### [Exercise details]
Quote every line of the data listing below word for word, without changing anything.

[Data listing]
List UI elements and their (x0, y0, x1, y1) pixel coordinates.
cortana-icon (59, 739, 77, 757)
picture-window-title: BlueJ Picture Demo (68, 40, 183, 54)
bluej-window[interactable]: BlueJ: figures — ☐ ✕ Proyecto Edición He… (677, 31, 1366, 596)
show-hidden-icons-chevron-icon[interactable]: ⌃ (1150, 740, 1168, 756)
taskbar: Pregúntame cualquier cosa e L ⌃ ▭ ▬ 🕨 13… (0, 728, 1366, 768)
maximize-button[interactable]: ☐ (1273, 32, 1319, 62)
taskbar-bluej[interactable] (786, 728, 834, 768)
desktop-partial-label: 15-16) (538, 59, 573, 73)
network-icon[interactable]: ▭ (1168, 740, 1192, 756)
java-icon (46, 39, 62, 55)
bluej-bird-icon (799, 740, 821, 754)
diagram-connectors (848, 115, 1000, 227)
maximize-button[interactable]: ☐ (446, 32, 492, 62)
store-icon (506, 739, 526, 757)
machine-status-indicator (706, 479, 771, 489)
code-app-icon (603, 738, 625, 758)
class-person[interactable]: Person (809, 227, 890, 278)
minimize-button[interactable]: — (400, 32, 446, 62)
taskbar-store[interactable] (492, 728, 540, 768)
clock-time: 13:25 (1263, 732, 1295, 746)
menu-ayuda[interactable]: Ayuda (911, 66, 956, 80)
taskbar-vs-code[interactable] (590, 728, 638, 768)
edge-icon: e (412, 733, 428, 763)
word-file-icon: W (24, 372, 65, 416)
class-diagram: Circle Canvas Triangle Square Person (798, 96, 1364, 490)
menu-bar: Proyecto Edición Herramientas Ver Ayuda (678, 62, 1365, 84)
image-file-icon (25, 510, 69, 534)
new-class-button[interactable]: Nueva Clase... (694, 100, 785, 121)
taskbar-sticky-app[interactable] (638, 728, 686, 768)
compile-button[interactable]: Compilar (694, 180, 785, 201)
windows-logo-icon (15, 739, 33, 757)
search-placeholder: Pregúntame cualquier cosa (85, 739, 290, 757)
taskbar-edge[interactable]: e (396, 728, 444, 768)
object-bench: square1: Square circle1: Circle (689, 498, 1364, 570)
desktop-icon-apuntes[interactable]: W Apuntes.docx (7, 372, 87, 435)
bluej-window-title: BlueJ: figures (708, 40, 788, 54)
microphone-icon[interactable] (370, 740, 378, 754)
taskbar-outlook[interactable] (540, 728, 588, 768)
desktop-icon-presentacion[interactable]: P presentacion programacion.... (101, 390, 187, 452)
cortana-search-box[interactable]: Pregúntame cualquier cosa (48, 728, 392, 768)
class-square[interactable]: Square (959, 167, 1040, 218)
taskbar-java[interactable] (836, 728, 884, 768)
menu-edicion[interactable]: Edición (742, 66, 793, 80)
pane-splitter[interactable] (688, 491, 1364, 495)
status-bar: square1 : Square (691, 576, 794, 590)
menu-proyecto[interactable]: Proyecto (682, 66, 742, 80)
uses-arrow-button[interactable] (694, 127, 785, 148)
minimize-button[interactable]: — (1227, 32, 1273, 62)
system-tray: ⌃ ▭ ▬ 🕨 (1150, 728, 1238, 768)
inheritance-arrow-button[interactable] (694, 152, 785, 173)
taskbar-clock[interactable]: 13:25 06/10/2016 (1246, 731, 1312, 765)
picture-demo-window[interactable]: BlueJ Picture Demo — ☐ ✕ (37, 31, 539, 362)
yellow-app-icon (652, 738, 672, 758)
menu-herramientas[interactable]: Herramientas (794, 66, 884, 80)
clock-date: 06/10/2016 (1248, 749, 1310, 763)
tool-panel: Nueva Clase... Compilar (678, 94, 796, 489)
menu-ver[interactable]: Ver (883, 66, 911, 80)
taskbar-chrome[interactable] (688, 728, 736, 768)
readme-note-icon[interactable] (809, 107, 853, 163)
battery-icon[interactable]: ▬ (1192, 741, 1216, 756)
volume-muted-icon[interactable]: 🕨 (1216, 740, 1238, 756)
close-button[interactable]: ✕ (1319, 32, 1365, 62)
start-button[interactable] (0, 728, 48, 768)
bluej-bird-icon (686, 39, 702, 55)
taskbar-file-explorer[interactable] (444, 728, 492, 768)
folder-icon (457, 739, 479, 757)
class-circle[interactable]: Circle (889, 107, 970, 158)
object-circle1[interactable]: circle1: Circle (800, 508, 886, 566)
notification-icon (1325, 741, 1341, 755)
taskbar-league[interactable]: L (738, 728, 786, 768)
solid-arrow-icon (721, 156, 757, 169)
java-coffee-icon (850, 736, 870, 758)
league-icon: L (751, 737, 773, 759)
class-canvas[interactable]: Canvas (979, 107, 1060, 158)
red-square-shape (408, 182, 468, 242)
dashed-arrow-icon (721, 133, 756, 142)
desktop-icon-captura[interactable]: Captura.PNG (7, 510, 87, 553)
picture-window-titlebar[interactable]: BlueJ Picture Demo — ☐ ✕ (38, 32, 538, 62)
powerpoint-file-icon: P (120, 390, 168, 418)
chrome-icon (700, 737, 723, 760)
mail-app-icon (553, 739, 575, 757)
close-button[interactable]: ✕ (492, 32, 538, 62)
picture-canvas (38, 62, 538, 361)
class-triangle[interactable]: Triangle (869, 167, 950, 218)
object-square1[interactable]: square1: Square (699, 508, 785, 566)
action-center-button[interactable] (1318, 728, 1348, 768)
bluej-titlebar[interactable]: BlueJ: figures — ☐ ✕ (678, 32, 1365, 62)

### [Exercise output]
List UI elements and their (x0, y0, x1, y1) pixel coordinates.
cortana-icon (59, 739, 77, 757)
picture-window-title: BlueJ Picture Demo (68, 40, 183, 54)
bluej-window[interactable]: BlueJ: figures — ☐ ✕ Proyecto Edición He… (677, 31, 1366, 596)
show-hidden-icons-chevron-icon[interactable]: ⌃ (1150, 740, 1168, 756)
taskbar: Pregúntame cualquier cosa e L ⌃ ▭ ▬ 🕨 13… (0, 728, 1366, 768)
maximize-button[interactable]: ☐ (1273, 32, 1319, 62)
taskbar-bluej[interactable] (786, 728, 834, 768)
desktop-partial-label: 15-16) (538, 59, 573, 73)
network-icon[interactable]: ▭ (1168, 740, 1192, 756)
java-icon (46, 39, 62, 55)
bluej-bird-icon (799, 740, 821, 754)
diagram-connectors (848, 115, 1000, 227)
maximize-button[interactable]: ☐ (446, 32, 492, 62)
store-icon (506, 739, 526, 757)
machine-status-indicator (706, 479, 771, 489)
code-app-icon (603, 738, 625, 758)
class-person[interactable]: Person (809, 227, 890, 278)
minimize-button[interactable]: — (400, 32, 446, 62)
taskbar-store[interactable] (492, 728, 540, 768)
clock-time: 13:25 (1263, 732, 1295, 746)
menu-ayuda[interactable]: Ayuda (911, 66, 956, 80)
taskbar-vs-code[interactable] (590, 728, 638, 768)
edge-icon: e (412, 733, 428, 763)
word-file-icon: W (24, 372, 65, 416)
class-diagram: Circle Canvas Triangle Square Person (798, 96, 1364, 490)
menu-bar: Proyecto Edición Herramientas Ver Ayuda (678, 62, 1365, 84)
image-file-icon (25, 510, 69, 534)
new-class-button[interactable]: Nueva Clase... (694, 100, 785, 121)
taskbar-sticky-app[interactable] (638, 728, 686, 768)
compile-button[interactable]: Compilar (694, 180, 785, 201)
windows-logo-icon (15, 739, 33, 757)
search-placeholder: Pregúntame cualquier cosa (85, 739, 290, 757)
taskbar-edge[interactable]: e (396, 728, 444, 768)
object-bench: square1: Square circle1: Circle (689, 498, 1364, 570)
desktop-icon-apuntes[interactable]: W Apuntes.docx (7, 372, 87, 435)
bluej-window-title: BlueJ: figures (708, 40, 788, 54)
microphone-icon[interactable] (370, 740, 378, 754)
taskbar-outlook[interactable] (540, 728, 588, 768)
desktop-icon-presentacion[interactable]: P presentacion programacion.... (101, 390, 187, 452)
cortana-search-box[interactable]: Pregúntame cualquier cosa (48, 728, 392, 768)
class-square[interactable]: Square (959, 167, 1040, 218)
taskbar-java[interactable] (836, 728, 884, 768)
menu-edicion[interactable]: Edición (742, 66, 793, 80)
pane-splitter[interactable] (688, 491, 1364, 495)
status-bar: square1 : Square (691, 576, 794, 590)
menu-proyecto[interactable]: Proyecto (682, 66, 742, 80)
uses-arrow-button[interactable] (694, 127, 785, 148)
minimize-button[interactable]: — (1227, 32, 1273, 62)
system-tray: ⌃ ▭ ▬ 🕨 (1150, 728, 1238, 768)
inheritance-arrow-button[interactable] (694, 152, 785, 173)
taskbar-clock[interactable]: 13:25 06/10/2016 (1246, 731, 1312, 765)
picture-demo-window[interactable]: BlueJ Picture Demo — ☐ ✕ (37, 31, 539, 362)
yellow-app-icon (652, 738, 672, 758)
menu-herramientas[interactable]: Herramientas (794, 66, 884, 80)
clock-date: 06/10/2016 (1248, 749, 1310, 763)
tool-panel: Nueva Clase... Compilar (678, 94, 796, 489)
menu-ver[interactable]: Ver (883, 66, 911, 80)
taskbar-chrome[interactable] (688, 728, 736, 768)
readme-note-icon[interactable] (809, 107, 853, 163)
battery-icon[interactable]: ▬ (1192, 741, 1216, 756)
volume-muted-icon[interactable]: 🕨 (1216, 740, 1238, 756)
close-button[interactable]: ✕ (1319, 32, 1365, 62)
start-button[interactable] (0, 728, 48, 768)
bluej-bird-icon (686, 39, 702, 55)
taskbar-file-explorer[interactable] (444, 728, 492, 768)
folder-icon (457, 739, 479, 757)
class-circle[interactable]: Circle (889, 107, 970, 158)
object-circle1[interactable]: circle1: Circle (800, 508, 886, 566)
notification-icon (1325, 741, 1341, 755)
taskbar-league[interactable]: L (738, 728, 786, 768)
solid-arrow-icon (721, 156, 757, 169)
java-coffee-icon (850, 736, 870, 758)
league-icon: L (751, 737, 773, 759)
class-canvas[interactable]: Canvas (979, 107, 1060, 158)
red-square-shape (408, 182, 468, 242)
dashed-arrow-icon (721, 133, 756, 142)
desktop-icon-captura[interactable]: Captura.PNG (7, 510, 87, 553)
picture-window-titlebar[interactable]: BlueJ Picture Demo — ☐ ✕ (38, 32, 538, 62)
powerpoint-file-icon: P (120, 390, 168, 418)
chrome-icon (700, 737, 723, 760)
mail-app-icon (553, 739, 575, 757)
close-button[interactable]: ✕ (492, 32, 538, 62)
picture-canvas (38, 62, 538, 361)
class-triangle[interactable]: Triangle (869, 167, 950, 218)
object-square1[interactable]: square1: Square (699, 508, 785, 566)
action-center-button[interactable] (1318, 728, 1348, 768)
bluej-titlebar[interactable]: BlueJ: figures — ☐ ✕ (678, 32, 1365, 62)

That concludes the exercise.